### EXERCISE OBJECTIVE
Your task is to quote the material that follows, in full and exactly.

### PROVIDED INFORMATION

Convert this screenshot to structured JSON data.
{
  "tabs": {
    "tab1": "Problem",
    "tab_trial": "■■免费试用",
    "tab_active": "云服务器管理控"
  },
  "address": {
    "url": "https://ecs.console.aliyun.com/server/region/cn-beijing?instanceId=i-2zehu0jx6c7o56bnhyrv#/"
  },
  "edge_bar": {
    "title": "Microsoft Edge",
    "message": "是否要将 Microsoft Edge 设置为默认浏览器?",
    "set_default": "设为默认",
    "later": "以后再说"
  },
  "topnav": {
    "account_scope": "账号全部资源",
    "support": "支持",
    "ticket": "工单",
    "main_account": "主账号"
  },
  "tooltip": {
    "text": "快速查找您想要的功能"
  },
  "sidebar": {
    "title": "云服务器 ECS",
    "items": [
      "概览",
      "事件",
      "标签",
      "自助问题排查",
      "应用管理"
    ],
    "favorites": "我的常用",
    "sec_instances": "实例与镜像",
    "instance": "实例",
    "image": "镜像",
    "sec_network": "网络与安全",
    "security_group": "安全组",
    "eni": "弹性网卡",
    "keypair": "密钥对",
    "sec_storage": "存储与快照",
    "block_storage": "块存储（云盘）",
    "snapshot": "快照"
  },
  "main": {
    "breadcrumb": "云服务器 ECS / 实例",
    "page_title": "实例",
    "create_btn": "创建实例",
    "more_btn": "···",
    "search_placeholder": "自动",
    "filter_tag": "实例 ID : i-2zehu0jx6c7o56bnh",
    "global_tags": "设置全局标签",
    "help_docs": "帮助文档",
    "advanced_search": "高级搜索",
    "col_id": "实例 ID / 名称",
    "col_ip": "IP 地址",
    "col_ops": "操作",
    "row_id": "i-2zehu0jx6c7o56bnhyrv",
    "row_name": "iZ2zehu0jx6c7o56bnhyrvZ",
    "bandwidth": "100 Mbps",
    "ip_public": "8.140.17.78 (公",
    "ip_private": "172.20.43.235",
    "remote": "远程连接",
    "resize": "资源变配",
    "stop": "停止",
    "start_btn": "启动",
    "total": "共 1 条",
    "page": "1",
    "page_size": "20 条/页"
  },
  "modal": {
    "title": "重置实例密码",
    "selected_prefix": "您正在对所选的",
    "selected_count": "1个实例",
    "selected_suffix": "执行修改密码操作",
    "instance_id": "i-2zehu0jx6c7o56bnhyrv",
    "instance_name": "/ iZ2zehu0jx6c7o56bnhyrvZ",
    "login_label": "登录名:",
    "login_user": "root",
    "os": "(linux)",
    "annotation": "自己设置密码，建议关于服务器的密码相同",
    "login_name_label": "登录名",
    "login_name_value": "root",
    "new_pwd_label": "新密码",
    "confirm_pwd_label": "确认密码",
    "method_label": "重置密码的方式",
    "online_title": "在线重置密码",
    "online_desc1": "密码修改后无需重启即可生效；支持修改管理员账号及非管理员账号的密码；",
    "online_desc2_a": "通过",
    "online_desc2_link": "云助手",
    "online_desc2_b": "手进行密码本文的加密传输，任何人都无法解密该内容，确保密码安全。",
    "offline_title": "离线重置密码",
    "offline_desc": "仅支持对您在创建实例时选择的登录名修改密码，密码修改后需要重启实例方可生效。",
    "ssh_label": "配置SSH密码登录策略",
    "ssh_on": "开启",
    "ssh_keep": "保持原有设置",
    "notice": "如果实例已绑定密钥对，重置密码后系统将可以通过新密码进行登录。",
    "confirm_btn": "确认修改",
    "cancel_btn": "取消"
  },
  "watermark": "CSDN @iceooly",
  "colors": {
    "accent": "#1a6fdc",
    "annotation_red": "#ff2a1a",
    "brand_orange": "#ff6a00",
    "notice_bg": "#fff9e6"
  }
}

### EXERCISE RESPONSE
Convert this screenshot to structured JSON data.
{
  "tabs": {
    "tab1": "Problem",
    "tab_trial": "■■免费试用",
    "tab_active": "云服务器管理控"
  },
  "address": {
    "url": "https://ecs.console.aliyun.com/server/region/cn-beijing?instanceId=i-2zehu0jx6c7o56bnhyrv#/"
  },
  "edge_bar": {
    "title": "Microsoft Edge",
    "message": "是否要将 Microsoft Edge 设置为默认浏览器?",
    "set_default": "设为默认",
    "later": "以后再说"
  },
  "topnav": {
    "account_scope": "账号全部资源",
    "support": "支持",
    "ticket": "工单",
    "main_account": "主账号"
  },
  "tooltip": {
    "text": "快速查找您想要的功能"
  },
  "sidebar": {
    "title": "云服务器 ECS",
    "items": [
      "概览",
      "事件",
      "标签",
      "自助问题排查",
      "应用管理"
    ],
    "favorites": "我的常用",
    "sec_instances": "实例与镜像",
    "instance": "实例",
    "image": "镜像",
    "sec_network": "网络与安全",
    "security_group": "安全组",
    "eni": "弹性网卡",
    "keypair": "密钥对",
    "sec_storage": "存储与快照",
    "block_storage": "块存储（云盘）",
    "snapshot": "快照"
  },
  "main": {
    "breadcrumb": "云服务器 ECS / 实例",
    "page_title": "实例",
    "create_btn": "创建实例",
    "more_btn": "···",
    "search_placeholder": "自动",
    "filter_tag": "实例 ID : i-2zehu0jx6c7o56bnh",
    "global_tags": "设置全局标签",
    "help_docs": "帮助文档",
    "advanced_search": "高级搜索",
    "col_id": "实例 ID / 名称",
    "col_ip": "IP 地址",
    "col_ops": "操作",
    "row_id": "i-2zehu0jx6c7o56bnhyrv",
    "row_name": "iZ2zehu0jx6c7o56bnhyrvZ",
    "bandwidth": "100 Mbps",
    "ip_public": "8.140.17.78 (公",
    "ip_private": "172.20.43.235",
    "remote": "远程连接",
    "resize": "资源变配",
    "stop": "停止",
    "start_btn": "启动",
    "total": "共 1 条",
    "page": "1",
    "page_size": "20 条/页"
  },
  "modal": {
    "title": "重置实例密码",
    "selected_prefix": "您正在对所选的",
    "selected_count": "1个实例",
    "selected_suffix": "执行修改密码操作",
    "instance_id": "i-2zehu0jx6c7o56bnhyrv",
    "instance_name": "/ iZ2zehu0jx6c7o56bnhyrvZ",
    "login_label": "登录名:",
    "login_user": "root",
    "os": "(linux)",
    "annotation": "自己设置密码，建议关于服务器的密码相同",
    "login_name_label": "登录名",
    "login_name_value": "root",
    "new_pwd_label": "新密码",
    "confirm_pwd_label": "确认密码",
    "method_label": "重置密码的方式",
    "online_title": "在线重置密码",
    "online_desc1": "密码修改后无需重启即可生效；支持修改管理员账号及非管理员账号的密码；",
    "online_desc2_a": "通过",
    "online_desc2_link": "云助手",
    "online_desc2_b": "手进行密码本文的加密传输，任何人都无法解密该内容，确保密码安全。",
    "offline_title": "离线重置密码",
    "offline_desc": "仅支持对您在创建实例时选择的登录名修改密码，密码修改后需要重启实例方可生效。",
    "ssh_label": "配置SSH密码登录策略",
    "ssh_on": "开启",
    "ssh_keep": "保持原有设置",
    "notice": "如果实例已绑定密钥对，重置密码后系统将可以通过新密码进行登录。",
    "confirm_btn": "确认修改",
    "cancel_btn": "取消"
  },
  "watermark": "CSDN @iceooly",
  "colors": {
    "accent": "#1a6fdc",
    "annotation_red": "#ff2a1a",
    "brand_orange": "#ff6a00",
    "notice_bg": "#fff9e6"
  }
}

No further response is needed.